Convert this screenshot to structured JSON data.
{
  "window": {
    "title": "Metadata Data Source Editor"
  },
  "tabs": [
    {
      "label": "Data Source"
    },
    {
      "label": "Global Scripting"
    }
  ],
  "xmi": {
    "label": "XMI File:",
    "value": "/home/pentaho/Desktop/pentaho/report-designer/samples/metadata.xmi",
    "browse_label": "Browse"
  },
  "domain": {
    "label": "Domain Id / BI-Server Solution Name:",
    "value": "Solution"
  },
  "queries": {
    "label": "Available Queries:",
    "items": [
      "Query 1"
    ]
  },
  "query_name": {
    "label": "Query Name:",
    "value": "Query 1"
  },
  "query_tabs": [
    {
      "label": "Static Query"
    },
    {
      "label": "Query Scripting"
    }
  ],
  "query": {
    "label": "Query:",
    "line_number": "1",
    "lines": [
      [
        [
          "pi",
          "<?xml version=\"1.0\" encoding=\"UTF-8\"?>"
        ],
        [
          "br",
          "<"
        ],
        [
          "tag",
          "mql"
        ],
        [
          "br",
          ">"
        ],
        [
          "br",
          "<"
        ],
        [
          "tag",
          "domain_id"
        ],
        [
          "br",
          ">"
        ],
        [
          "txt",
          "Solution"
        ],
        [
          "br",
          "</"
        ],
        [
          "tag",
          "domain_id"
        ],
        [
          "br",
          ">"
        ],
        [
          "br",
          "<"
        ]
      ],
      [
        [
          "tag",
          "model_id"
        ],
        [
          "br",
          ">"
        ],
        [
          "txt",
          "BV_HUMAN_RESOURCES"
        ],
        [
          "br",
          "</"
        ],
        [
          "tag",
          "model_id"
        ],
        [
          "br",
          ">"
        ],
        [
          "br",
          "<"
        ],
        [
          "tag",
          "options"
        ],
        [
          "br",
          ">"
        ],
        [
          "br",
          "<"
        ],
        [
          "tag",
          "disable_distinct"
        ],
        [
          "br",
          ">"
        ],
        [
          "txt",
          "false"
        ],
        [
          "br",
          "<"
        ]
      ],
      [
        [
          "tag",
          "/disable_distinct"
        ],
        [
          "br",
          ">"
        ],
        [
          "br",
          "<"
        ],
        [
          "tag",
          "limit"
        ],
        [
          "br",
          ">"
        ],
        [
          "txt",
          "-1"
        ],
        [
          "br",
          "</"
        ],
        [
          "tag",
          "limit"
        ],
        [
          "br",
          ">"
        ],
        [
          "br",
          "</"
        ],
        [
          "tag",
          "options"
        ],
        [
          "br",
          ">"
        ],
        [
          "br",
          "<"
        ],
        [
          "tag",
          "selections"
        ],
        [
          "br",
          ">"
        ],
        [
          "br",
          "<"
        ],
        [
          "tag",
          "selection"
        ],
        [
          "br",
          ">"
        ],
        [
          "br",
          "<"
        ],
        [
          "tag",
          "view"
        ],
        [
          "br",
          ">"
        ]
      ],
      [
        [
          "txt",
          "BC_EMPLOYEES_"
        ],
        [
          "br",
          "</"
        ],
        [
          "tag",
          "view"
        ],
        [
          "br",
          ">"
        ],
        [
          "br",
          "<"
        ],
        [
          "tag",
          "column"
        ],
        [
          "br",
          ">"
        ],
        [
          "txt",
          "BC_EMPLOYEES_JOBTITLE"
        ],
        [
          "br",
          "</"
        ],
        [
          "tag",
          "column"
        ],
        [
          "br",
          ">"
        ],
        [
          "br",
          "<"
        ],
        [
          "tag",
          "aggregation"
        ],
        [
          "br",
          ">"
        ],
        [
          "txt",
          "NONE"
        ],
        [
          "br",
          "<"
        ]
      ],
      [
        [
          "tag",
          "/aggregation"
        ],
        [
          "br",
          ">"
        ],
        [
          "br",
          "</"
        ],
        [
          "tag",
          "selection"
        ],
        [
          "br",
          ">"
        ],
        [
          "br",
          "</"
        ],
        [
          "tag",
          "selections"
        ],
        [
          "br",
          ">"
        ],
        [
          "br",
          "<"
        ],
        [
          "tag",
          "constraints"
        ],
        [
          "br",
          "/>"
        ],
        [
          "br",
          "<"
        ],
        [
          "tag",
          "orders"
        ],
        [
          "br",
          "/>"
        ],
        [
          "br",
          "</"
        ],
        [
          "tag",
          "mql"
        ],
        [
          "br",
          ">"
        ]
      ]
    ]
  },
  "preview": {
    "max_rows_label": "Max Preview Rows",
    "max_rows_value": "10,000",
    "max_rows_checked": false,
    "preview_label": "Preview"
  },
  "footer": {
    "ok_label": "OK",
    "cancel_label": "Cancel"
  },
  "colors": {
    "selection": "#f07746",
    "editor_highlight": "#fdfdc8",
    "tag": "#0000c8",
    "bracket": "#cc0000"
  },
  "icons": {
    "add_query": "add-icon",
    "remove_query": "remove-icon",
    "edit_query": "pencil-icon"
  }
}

Task description:
All entries shown above should be printed again exactly.

Complete output:
Convert this screenshot to structured JSON data.
{
  "window": {
    "title": "Metadata Data Source Editor"
  },
  "tabs": [
    {
      "label": "Data Source"
    },
    {
      "label": "Global Scripting"
    }
  ],
  "xmi": {
    "label": "XMI File:",
    "value": "/home/pentaho/Desktop/pentaho/report-designer/samples/metadata.xmi",
    "browse_label": "Browse"
  },
  "domain": {
    "label": "Domain Id / BI-Server Solution Name:",
    "value": "Solution"
  },
  "queries": {
    "label": "Available Queries:",
    "items": [
      "Query 1"
    ]
  },
  "query_name": {
    "label": "Query Name:",
    "value": "Query 1"
  },
  "query_tabs": [
    {
      "label": "Static Query"
    },
    {
      "label": "Query Scripting"
    }
  ],
  "query": {
    "label": "Query:",
    "line_number": "1",
    "lines": [
      [
        [
          "pi",
          "<?xml version=\"1.0\" encoding=\"UTF-8\"?>"
        ],
        [
          "br",
          "<"
        ],
        [
          "tag",
          "mql"
        ],
        [
          "br",
          ">"
        ],
        [
          "br",
          "<"
        ],
        [
          "tag",
          "domain_id"
        ],
        [
          "br",
          ">"
        ],
        [
          "txt",
          "Solution"
        ],
        [
          "br",
          "</"
        ],
        [
          "tag",
          "domain_id"
        ],
        [
          "br",
          ">"
        ],
        [
          "br",
          "<"
        ]
      ],
      [
        [
          "tag",
          "model_id"
        ],
        [
          "br",
          ">"
        ],
        [
          "txt",
          "BV_HUMAN_RESOURCES"
        ],
        [
          "br",
          "</"
        ],
        [
          "tag",
          "model_id"
        ],
        [
          "br",
          ">"
        ],
        [
          "br",
          "<"
        ],
        [
          "tag",
          "options"
        ],
        [
          "br",
          ">"
        ],
        [
          "br",
          "<"
        ],
        [
          "tag",
          "disable_distinct"
        ],
        [
          "br",
          ">"
        ],
        [
          "txt",
          "false"
        ],
        [
          "br",
          "<"
        ]
      ],
      [
        [
          "tag",
          "/disable_distinct"
        ],
        [
          "br",
          ">"
        ],
        [
          "br",
          "<"
        ],
        [
          "tag",
          "limit"
        ],
        [
          "br",
          ">"
        ],
        [
          "txt",
          "-1"
        ],
        [
          "br",
          "</"
        ],
        [
          "tag",
          "limit"
        ],
        [
          "br",
          ">"
        ],
        [
          "br",
          "</"
        ],
        [
          "tag",
          "options"
        ],
        [
          "br",
          ">"
        ],
        [
          "br",
          "<"
        ],
        [
          "tag",
          "selections"
        ],
        [
          "br",
          ">"
        ],
        [
          "br",
          "<"
        ],
        [
          "tag",
          "selection"
        ],
        [
          "br",
          ">"
        ],
        [
          "br",
          "<"
        ],
        [
          "tag",
          "view"
        ],
        [
          "br",
          ">"
        ]
      ],
      [
        [
          "txt",
          "BC_EMPLOYEES_"
        ],
        [
          "br",
          "</"
        ],
        [
          "tag",
          "view"
        ],
        [
          "br",
          ">"
        ],
        [
          "br",
          "<"
        ],
        [
          "tag",
          "column"
        ],
        [
          "br",
          ">"
        ],
        [
          "txt",
          "BC_EMPLOYEES_JOBTITLE"
        ],
        [
          "br",
          "</"
        ],
        [
          "tag",
          "column"
        ],
        [
          "br",
          ">"
        ],
        [
          "br",
          "<"
        ],
        [
          "tag",
          "aggregation"
        ],
        [
          "br",
          ">"
        ],
        [
          "txt",
          "NONE"
        ],
        [
          "br",
          "<"
        ]
      ],
      [
        [
          "tag",
          "/aggregation"
        ],
        [
          "br",
          ">"
        ],
        [
          "br",
          "</"
        ],
        [
          "tag",
          "selection"
        ],
        [
          "br",
          ">"
        ],
        [
          "br",
          "</"
        ],
        [
          "tag",
          "selections"
        ],
        [
          "br",
          ">"
        ],
        [
          "br",
          "<"
        ],
        [
          "tag",
          "constraints"
        ],
        [
          "br",
          "/>"
        ],
        [
          "br",
          "<"
        ],
        [
          "tag",
          "orders"
        ],
        [
          "br",
          "/>"
        ],
        [
          "br",
          "</"
        ],
        [
          "tag",
          "mql"
        ],
        [
          "br",
          ">"
        ]
      ]
    ]
  },
  "preview": {
    "max_rows_label": "Max Preview Rows",
    "max_rows_value": "10,000",
    "max_rows_checked": false,
    "preview_label": "Preview"
  },
  "footer": {
    "ok_label": "OK",
    "cancel_label": "Cancel"
  },
  "colors": {
    "selection": "#f07746",
    "editor_highlight": "#fdfdc8",
    "tag": "#0000c8",
    "bracket": "#cc0000"
  },
  "icons": {
    "add_query": "add-icon",
    "remove_query": "remove-icon",
    "edit_query": "pencil-icon"
  }
}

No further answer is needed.